Give every line from the entries that contains "forecast".

Stored data entries:
[BEGIN]

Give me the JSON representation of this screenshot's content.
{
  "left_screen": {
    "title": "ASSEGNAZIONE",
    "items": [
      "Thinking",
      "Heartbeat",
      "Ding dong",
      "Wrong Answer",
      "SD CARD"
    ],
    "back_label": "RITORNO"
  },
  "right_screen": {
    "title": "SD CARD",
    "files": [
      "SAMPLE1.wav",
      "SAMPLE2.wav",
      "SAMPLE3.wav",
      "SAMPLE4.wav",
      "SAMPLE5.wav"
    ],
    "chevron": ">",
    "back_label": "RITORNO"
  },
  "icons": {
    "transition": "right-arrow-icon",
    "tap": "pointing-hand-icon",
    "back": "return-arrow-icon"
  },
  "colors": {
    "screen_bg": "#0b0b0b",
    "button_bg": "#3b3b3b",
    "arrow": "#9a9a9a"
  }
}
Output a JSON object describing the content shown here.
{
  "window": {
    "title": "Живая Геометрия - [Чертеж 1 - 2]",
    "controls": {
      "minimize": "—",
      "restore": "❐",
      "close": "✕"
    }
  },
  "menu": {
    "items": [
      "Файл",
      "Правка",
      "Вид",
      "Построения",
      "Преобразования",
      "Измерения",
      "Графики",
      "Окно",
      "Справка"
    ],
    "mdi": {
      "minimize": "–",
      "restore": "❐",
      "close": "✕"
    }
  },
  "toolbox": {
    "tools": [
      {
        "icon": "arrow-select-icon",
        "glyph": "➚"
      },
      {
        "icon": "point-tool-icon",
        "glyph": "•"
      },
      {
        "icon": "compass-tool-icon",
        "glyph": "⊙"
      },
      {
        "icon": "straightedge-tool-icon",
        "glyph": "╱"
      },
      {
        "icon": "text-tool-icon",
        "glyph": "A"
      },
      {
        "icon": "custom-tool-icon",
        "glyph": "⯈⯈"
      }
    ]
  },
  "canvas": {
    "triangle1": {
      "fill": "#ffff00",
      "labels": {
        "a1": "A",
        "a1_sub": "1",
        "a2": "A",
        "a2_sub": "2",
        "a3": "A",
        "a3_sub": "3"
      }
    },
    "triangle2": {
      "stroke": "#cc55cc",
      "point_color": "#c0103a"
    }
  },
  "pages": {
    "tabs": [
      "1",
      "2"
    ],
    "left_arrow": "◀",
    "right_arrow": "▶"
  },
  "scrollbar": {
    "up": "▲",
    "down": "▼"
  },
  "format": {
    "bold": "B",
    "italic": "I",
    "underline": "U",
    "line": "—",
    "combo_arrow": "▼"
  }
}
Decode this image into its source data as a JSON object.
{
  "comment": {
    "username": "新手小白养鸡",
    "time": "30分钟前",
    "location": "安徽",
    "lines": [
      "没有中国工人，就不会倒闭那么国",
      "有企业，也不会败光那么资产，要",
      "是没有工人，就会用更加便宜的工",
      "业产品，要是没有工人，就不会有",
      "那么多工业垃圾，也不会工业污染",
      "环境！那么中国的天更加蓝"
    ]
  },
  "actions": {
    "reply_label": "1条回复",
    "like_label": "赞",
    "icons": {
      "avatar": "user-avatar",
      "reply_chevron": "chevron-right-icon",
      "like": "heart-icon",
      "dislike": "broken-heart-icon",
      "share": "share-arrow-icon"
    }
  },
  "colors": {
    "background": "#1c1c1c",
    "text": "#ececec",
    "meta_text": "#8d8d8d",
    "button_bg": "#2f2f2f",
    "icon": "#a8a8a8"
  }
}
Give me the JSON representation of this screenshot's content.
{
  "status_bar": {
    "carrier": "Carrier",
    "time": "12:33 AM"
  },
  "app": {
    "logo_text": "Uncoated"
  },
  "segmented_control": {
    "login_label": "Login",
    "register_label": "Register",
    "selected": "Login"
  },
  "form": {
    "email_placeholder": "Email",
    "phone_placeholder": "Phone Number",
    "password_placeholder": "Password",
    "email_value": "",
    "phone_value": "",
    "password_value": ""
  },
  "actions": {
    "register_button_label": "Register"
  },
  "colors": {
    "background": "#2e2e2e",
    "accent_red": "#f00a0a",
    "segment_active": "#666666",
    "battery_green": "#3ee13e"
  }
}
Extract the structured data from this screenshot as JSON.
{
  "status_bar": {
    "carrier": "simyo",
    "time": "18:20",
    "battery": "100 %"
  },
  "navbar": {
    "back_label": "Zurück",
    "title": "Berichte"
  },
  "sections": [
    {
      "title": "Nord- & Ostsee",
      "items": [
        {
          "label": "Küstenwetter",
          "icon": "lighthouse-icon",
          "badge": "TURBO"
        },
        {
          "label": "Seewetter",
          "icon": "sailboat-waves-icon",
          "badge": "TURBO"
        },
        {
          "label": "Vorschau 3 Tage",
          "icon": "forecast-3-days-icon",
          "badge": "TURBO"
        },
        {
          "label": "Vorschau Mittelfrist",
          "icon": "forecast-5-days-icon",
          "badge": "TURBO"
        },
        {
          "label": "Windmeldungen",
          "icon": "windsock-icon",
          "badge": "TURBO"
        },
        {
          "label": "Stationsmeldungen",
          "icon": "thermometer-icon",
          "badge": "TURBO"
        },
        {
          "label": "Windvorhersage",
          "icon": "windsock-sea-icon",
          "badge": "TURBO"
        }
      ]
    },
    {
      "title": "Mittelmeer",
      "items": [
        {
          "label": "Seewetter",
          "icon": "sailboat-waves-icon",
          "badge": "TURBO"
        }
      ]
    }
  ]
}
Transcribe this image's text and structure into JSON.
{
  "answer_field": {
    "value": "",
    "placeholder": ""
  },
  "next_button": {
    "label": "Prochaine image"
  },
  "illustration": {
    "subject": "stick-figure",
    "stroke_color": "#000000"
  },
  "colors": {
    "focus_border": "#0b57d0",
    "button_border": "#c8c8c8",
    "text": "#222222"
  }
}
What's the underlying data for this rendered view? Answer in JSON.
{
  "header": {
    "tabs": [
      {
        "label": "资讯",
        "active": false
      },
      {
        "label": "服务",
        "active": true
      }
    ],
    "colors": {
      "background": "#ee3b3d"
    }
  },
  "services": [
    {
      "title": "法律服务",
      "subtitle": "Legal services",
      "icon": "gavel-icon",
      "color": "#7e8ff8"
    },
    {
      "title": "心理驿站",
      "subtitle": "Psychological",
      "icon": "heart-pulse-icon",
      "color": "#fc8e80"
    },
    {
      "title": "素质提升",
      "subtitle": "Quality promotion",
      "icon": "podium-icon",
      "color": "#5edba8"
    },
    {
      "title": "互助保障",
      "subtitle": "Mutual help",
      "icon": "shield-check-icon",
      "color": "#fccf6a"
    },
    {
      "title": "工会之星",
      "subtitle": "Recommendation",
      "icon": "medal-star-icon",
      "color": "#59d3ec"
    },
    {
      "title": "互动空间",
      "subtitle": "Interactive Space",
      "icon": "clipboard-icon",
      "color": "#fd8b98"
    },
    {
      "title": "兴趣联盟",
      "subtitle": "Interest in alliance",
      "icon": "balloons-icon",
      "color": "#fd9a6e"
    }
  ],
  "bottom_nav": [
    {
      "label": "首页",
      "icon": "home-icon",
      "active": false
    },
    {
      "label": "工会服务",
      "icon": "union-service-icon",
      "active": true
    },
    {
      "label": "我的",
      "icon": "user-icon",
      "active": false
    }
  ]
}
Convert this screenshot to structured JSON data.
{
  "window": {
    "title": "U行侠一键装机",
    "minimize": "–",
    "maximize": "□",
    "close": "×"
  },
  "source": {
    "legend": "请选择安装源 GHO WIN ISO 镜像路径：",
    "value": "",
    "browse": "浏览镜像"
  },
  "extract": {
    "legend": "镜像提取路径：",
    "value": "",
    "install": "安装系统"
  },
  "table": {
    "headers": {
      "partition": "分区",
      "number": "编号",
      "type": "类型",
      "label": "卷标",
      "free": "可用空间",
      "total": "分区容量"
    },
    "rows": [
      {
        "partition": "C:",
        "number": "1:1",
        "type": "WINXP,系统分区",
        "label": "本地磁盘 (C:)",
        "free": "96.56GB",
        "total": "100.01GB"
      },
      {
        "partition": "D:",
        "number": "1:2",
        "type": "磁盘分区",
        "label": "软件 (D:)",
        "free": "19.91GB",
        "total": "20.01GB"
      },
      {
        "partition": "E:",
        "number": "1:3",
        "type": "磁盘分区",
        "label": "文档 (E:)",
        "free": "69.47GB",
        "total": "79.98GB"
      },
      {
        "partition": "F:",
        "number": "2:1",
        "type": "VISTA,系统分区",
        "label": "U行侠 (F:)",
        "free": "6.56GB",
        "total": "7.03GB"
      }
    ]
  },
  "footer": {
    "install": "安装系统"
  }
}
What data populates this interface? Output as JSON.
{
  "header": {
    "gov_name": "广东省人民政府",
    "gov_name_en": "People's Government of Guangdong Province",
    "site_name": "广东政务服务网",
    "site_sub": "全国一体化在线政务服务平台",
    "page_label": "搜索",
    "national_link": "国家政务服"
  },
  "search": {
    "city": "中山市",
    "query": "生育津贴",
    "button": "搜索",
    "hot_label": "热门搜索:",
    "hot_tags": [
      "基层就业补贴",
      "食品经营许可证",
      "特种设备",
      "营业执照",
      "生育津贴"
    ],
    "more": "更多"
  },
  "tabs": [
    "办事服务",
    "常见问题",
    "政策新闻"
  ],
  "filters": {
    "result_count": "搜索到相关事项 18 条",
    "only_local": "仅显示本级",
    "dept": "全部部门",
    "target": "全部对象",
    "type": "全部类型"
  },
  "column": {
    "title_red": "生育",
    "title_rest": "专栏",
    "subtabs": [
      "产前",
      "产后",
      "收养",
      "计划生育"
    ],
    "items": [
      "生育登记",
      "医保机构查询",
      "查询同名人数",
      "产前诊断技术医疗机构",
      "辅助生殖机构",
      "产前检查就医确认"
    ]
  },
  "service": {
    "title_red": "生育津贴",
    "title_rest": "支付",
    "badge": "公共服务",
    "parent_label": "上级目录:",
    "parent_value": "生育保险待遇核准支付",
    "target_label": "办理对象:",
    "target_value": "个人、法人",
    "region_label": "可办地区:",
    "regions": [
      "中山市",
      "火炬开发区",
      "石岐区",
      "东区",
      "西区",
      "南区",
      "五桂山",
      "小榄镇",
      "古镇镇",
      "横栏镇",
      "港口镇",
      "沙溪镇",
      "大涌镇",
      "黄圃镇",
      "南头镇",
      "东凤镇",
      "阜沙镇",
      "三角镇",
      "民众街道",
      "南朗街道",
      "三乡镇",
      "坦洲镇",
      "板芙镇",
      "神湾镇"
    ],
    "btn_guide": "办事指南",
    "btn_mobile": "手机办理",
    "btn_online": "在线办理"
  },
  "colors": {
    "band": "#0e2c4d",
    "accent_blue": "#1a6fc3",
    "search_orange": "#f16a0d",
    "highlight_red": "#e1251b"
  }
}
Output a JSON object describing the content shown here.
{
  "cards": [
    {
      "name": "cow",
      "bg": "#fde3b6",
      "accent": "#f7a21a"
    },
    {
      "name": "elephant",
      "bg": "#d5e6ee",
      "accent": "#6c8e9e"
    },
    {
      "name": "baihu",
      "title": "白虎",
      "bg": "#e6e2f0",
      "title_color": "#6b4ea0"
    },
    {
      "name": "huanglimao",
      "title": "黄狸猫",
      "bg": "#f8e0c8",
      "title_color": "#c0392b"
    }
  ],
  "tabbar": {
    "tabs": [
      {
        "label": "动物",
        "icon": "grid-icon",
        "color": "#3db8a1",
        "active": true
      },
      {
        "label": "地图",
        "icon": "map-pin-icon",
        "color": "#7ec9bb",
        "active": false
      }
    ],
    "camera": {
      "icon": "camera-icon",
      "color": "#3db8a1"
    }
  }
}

[END]

Final result:
          "icon": "forecast-3-days-icon",
          "icon": "forecast-5-days-icon",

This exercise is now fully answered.